Dataset excerpts:
<<<<
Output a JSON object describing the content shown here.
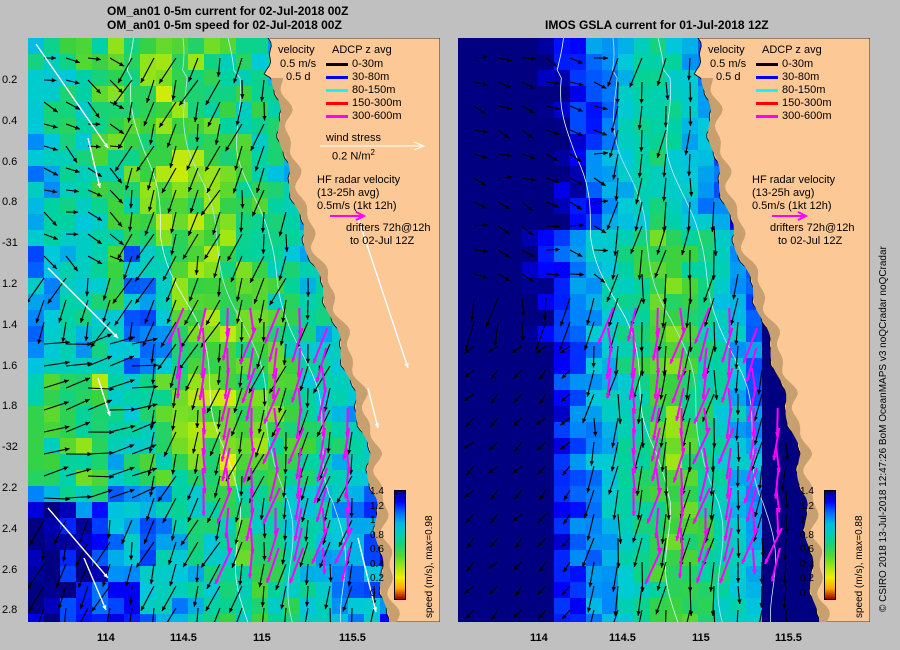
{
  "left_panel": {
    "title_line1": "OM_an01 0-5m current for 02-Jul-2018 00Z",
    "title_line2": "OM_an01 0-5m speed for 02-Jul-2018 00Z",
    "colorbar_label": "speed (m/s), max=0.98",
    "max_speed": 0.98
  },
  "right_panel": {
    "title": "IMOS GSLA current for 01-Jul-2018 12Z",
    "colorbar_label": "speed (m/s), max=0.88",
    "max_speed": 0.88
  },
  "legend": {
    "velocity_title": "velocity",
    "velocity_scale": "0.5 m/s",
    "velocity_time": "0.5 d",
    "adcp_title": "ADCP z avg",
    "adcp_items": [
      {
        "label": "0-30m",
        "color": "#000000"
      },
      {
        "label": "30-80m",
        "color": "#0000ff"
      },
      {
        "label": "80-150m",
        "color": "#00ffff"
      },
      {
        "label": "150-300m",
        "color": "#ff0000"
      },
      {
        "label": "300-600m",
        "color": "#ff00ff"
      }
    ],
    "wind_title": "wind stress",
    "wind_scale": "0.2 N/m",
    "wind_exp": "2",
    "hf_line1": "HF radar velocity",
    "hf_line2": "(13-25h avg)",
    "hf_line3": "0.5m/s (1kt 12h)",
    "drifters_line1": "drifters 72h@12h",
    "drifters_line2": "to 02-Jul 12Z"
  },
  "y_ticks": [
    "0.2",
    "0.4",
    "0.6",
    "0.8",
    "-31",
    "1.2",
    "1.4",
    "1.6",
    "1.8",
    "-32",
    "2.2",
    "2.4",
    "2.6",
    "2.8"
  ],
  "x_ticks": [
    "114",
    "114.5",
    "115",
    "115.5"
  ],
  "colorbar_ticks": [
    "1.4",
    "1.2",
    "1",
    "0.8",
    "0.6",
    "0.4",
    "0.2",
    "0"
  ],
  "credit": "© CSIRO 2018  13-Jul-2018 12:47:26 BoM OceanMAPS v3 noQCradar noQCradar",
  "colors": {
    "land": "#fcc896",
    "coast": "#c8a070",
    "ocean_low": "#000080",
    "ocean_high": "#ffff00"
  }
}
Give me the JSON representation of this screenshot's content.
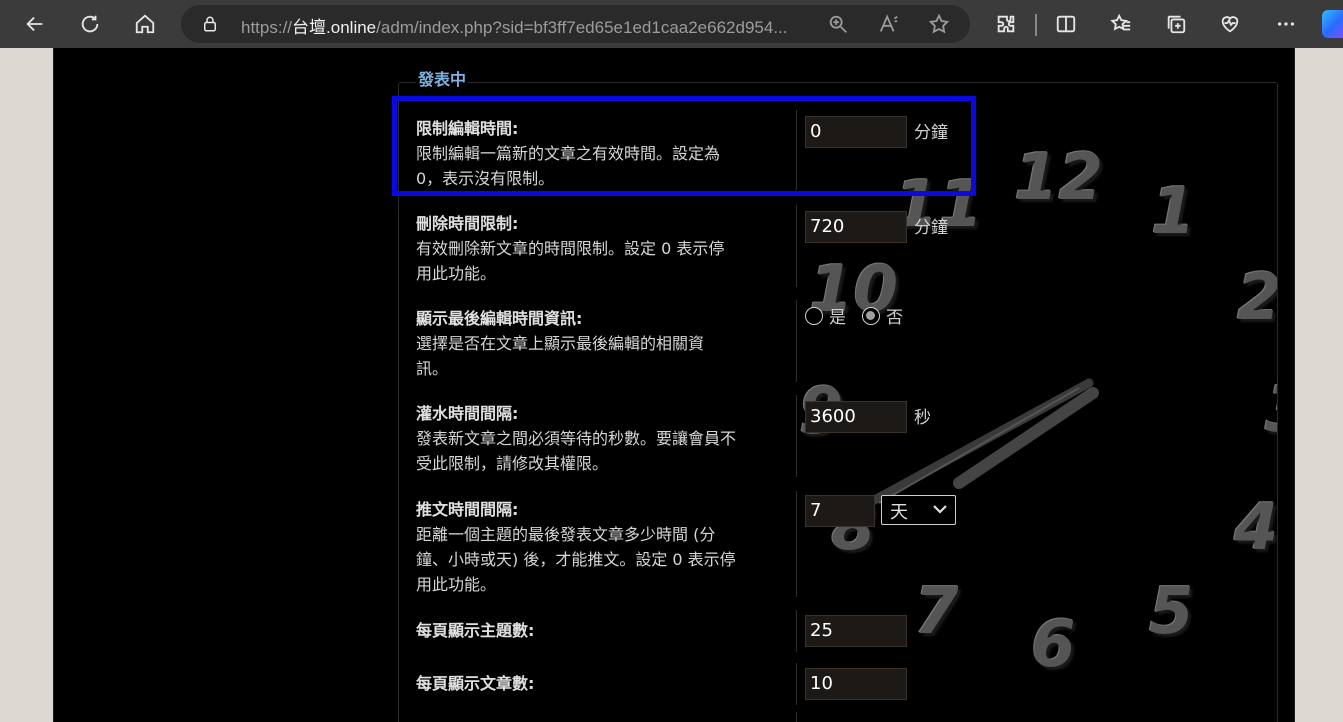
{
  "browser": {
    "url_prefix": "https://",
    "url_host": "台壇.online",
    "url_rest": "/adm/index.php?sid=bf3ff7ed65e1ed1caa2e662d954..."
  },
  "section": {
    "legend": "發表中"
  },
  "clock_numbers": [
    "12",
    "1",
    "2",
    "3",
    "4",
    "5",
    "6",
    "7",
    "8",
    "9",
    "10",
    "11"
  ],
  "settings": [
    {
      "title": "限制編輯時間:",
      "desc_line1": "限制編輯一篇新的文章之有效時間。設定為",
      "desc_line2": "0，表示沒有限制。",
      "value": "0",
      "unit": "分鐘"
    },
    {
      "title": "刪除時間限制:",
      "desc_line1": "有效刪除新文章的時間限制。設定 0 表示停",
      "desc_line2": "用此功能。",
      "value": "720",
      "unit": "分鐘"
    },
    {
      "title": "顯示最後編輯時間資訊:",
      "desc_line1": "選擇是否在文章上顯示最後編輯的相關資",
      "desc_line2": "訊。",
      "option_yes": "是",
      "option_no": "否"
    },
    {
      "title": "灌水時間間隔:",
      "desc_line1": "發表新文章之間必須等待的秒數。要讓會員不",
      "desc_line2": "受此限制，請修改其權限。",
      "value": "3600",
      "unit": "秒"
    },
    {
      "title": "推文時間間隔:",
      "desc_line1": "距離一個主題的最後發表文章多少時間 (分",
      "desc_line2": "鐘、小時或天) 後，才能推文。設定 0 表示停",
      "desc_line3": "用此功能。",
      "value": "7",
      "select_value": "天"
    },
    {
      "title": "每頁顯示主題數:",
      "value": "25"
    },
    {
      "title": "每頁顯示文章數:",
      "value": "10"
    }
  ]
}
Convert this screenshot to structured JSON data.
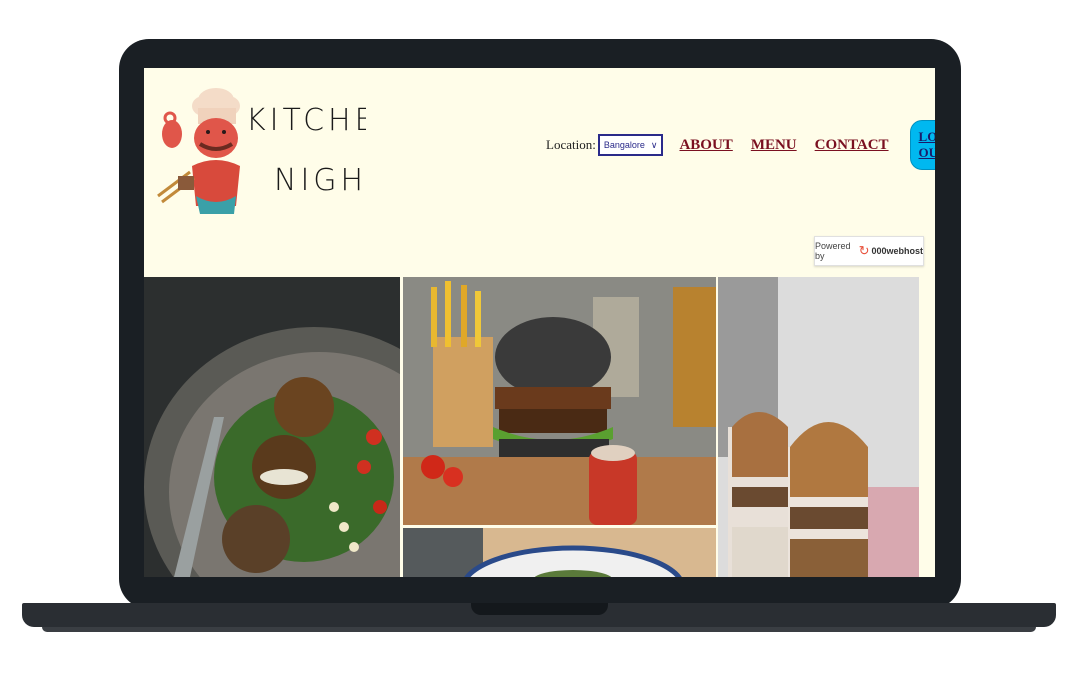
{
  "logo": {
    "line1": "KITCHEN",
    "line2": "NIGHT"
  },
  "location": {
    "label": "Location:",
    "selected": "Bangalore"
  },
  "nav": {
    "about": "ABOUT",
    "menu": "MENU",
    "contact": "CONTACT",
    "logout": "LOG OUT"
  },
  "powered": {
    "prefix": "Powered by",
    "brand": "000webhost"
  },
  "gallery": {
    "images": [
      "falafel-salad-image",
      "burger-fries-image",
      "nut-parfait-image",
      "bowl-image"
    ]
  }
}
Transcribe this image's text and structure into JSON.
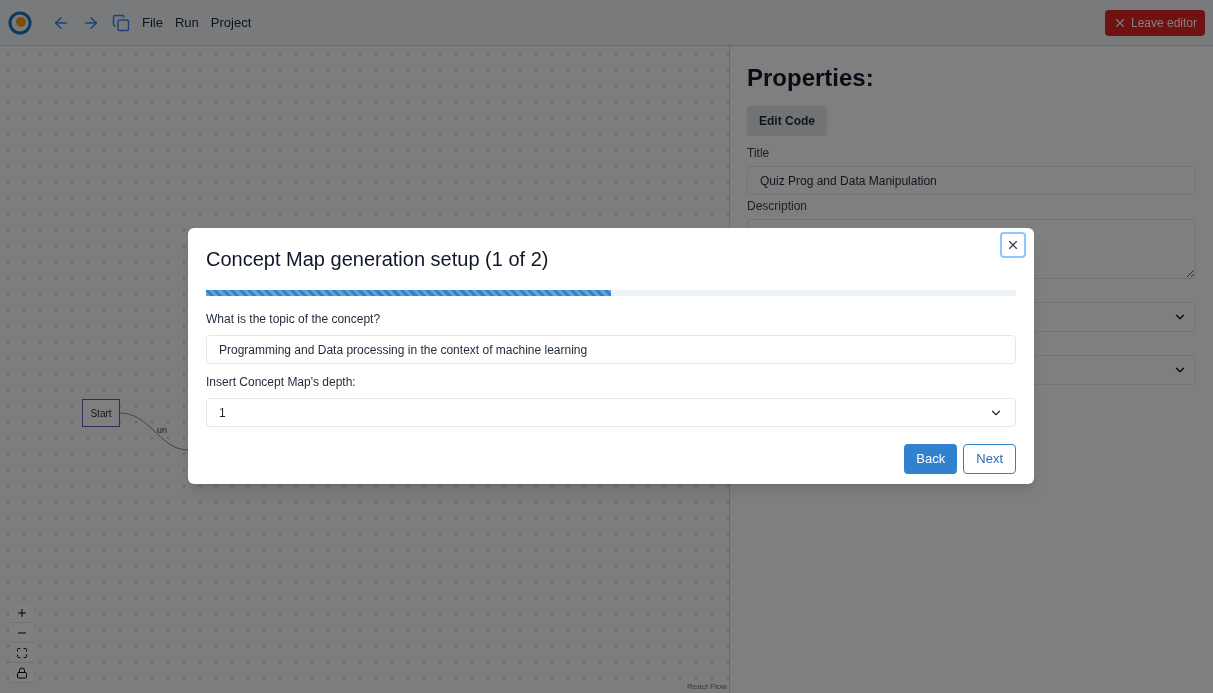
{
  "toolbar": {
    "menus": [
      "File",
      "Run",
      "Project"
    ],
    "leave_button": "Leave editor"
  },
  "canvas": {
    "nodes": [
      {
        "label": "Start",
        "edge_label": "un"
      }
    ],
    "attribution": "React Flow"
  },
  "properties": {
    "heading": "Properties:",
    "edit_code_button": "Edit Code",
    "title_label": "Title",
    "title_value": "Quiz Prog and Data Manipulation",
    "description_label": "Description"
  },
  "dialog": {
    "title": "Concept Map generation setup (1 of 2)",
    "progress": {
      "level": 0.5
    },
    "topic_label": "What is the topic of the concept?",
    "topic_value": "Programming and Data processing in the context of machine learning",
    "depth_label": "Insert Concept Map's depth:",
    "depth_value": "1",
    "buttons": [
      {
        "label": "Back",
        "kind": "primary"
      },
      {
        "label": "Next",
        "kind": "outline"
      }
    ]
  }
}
>>>>
**What you should do:** Every line that holds the string "current" should be returned.

**Output below:**
    "title_line1": "OM_an01 0-5m current for 02-Jul-2018 00Z",
    "title": "IMOS GSLA current for 01-Jul-2018 12Z",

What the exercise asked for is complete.